■ Job:
Repeat the whole listing exactly.

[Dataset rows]
============
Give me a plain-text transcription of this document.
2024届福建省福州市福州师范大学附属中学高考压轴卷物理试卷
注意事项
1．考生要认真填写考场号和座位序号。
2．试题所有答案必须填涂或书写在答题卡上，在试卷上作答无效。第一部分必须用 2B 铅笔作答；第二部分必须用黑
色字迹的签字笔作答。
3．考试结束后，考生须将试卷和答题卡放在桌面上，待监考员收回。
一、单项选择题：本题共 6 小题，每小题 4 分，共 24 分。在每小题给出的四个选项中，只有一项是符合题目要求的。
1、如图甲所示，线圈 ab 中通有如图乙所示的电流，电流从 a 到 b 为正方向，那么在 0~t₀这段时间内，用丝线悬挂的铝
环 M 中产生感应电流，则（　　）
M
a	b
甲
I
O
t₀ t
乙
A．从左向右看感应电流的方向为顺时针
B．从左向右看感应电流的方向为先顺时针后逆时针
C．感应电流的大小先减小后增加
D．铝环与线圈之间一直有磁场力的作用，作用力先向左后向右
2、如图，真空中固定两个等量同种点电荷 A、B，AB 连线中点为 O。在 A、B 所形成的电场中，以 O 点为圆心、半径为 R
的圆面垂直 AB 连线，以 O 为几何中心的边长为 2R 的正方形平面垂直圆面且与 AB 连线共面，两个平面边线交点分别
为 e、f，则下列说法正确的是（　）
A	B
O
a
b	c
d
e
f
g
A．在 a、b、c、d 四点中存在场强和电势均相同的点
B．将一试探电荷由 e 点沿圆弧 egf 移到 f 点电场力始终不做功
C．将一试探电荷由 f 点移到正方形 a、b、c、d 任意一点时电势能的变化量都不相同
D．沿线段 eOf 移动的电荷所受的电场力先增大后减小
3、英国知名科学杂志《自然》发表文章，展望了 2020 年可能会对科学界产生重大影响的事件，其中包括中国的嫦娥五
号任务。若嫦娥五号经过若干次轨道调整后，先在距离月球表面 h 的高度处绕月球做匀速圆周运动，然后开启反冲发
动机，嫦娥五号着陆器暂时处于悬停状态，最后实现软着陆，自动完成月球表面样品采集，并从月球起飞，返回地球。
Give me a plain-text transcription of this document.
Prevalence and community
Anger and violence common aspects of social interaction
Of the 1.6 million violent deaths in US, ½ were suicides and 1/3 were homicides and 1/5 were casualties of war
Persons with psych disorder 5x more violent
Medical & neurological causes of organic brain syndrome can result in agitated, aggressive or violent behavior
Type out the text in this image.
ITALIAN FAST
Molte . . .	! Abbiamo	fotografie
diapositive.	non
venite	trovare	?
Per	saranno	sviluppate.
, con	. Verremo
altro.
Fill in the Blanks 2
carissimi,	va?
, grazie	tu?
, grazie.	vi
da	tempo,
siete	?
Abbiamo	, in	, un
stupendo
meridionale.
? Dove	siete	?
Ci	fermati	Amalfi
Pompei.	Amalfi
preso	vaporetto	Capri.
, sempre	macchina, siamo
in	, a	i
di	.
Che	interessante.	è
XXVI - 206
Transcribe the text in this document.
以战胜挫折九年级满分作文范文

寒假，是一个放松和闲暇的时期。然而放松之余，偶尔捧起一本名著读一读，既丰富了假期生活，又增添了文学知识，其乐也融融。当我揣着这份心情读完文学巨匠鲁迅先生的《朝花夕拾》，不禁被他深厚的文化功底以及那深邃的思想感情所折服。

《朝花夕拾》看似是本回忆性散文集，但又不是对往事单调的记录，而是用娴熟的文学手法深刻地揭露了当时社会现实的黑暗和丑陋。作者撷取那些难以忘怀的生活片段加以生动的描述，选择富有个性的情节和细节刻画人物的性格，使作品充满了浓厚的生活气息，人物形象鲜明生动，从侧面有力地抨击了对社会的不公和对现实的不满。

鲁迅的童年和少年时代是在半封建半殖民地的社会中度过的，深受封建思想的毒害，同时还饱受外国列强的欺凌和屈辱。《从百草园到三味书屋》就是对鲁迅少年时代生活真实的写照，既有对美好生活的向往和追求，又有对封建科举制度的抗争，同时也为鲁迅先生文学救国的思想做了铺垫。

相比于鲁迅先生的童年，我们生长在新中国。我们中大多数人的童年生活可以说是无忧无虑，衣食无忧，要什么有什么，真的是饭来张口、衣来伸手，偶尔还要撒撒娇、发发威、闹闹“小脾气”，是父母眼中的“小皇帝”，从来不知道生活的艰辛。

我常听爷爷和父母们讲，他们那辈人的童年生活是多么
============
■ Solution:
Give me a plain-text transcription of this document.
2024届福建省福州市福州师范大学附属中学高考压轴卷物理试卷
注意事项
1．考生要认真填写考场号和座位序号。
2．试题所有答案必须填涂或书写在答题卡上，在试卷上作答无效。第一部分必须用 2B 铅笔作答；第二部分必须用黑
色字迹的签字笔作答。
3．考试结束后，考生须将试卷和答题卡放在桌面上，待监考员收回。
一、单项选择题：本题共 6 小题，每小题 4 分，共 24 分。在每小题给出的四个选项中，只有一项是符合题目要求的。
1、如图甲所示，线圈 ab 中通有如图乙所示的电流，电流从 a 到 b 为正方向，那么在 0~t₀这段时间内，用丝线悬挂的铝
环 M 中产生感应电流，则（　　）
M
a	b
甲
I
O
t₀ t
乙
A．从左向右看感应电流的方向为顺时针
B．从左向右看感应电流的方向为先顺时针后逆时针
C．感应电流的大小先减小后增加
D．铝环与线圈之间一直有磁场力的作用，作用力先向左后向右
2、如图，真空中固定两个等量同种点电荷 A、B，AB 连线中点为 O。在 A、B 所形成的电场中，以 O 点为圆心、半径为 R
的圆面垂直 AB 连线，以 O 为几何中心的边长为 2R 的正方形平面垂直圆面且与 AB 连线共面，两个平面边线交点分别
为 e、f，则下列说法正确的是（　）
A	B
O
a
b	c
d
e
f
g
A．在 a、b、c、d 四点中存在场强和电势均相同的点
B．将一试探电荷由 e 点沿圆弧 egf 移到 f 点电场力始终不做功
C．将一试探电荷由 f 点移到正方形 a、b、c、d 任意一点时电势能的变化量都不相同
D．沿线段 eOf 移动的电荷所受的电场力先增大后减小
3、英国知名科学杂志《自然》发表文章，展望了 2020 年可能会对科学界产生重大影响的事件，其中包括中国的嫦娥五
号任务。若嫦娥五号经过若干次轨道调整后，先在距离月球表面 h 的高度处绕月球做匀速圆周运动，然后开启反冲发
动机，嫦娥五号着陆器暂时处于悬停状态，最后实现软着陆，自动完成月球表面样品采集，并从月球起飞，返回地球。
Give me a plain-text transcription of this document.
Prevalence and community
Anger and violence common aspects of social interaction
Of the 1.6 million violent deaths in US, ½ were suicides and 1/3 were homicides and 1/5 were casualties of war
Persons with psych disorder 5x more violent
Medical & neurological causes of organic brain syndrome can result in agitated, aggressive or violent behavior
Type out the text in this image.
ITALIAN FAST
Molte . . .	! Abbiamo	fotografie
diapositive.	non
venite	trovare	?
Per	saranno	sviluppate.
, con	. Verremo
altro.
Fill in the Blanks 2
carissimi,	va?
, grazie	tu?
, grazie.	vi
da	tempo,
siete	?
Abbiamo	, in	, un
stupendo
meridionale.
? Dove	siete	?
Ci	fermati	Amalfi
Pompei.	Amalfi
preso	vaporetto	Capri.
, sempre	macchina, siamo
in	, a	i
di	.
Che	interessante.	è
XXVI - 206
Transcribe the text in this document.
以战胜挫折九年级满分作文范文

寒假，是一个放松和闲暇的时期。然而放松之余，偶尔捧起一本名著读一读，既丰富了假期生活，又增添了文学知识，其乐也融融。当我揣着这份心情读完文学巨匠鲁迅先生的《朝花夕拾》，不禁被他深厚的文化功底以及那深邃的思想感情所折服。

《朝花夕拾》看似是本回忆性散文集，但又不是对往事单调的记录，而是用娴熟的文学手法深刻地揭露了当时社会现实的黑暗和丑陋。作者撷取那些难以忘怀的生活片段加以生动的描述，选择富有个性的情节和细节刻画人物的性格，使作品充满了浓厚的生活气息，人物形象鲜明生动，从侧面有力地抨击了对社会的不公和对现实的不满。

鲁迅的童年和少年时代是在半封建半殖民地的社会中度过的，深受封建思想的毒害，同时还饱受外国列强的欺凌和屈辱。《从百草园到三味书屋》就是对鲁迅少年时代生活真实的写照，既有对美好生活的向往和追求，又有对封建科举制度的抗争，同时也为鲁迅先生文学救国的思想做了铺垫。

相比于鲁迅先生的童年，我们生长在新中国。我们中大多数人的童年生活可以说是无忧无虑，衣食无忧，要什么有什么，真的是饭来张口、衣来伸手，偶尔还要撒撒娇、发发威、闹闹“小脾气”，是父母眼中的“小皇帝”，从来不知道生活的艰辛。

我常听爷爷和父母们讲，他们那辈人的童年生活是多么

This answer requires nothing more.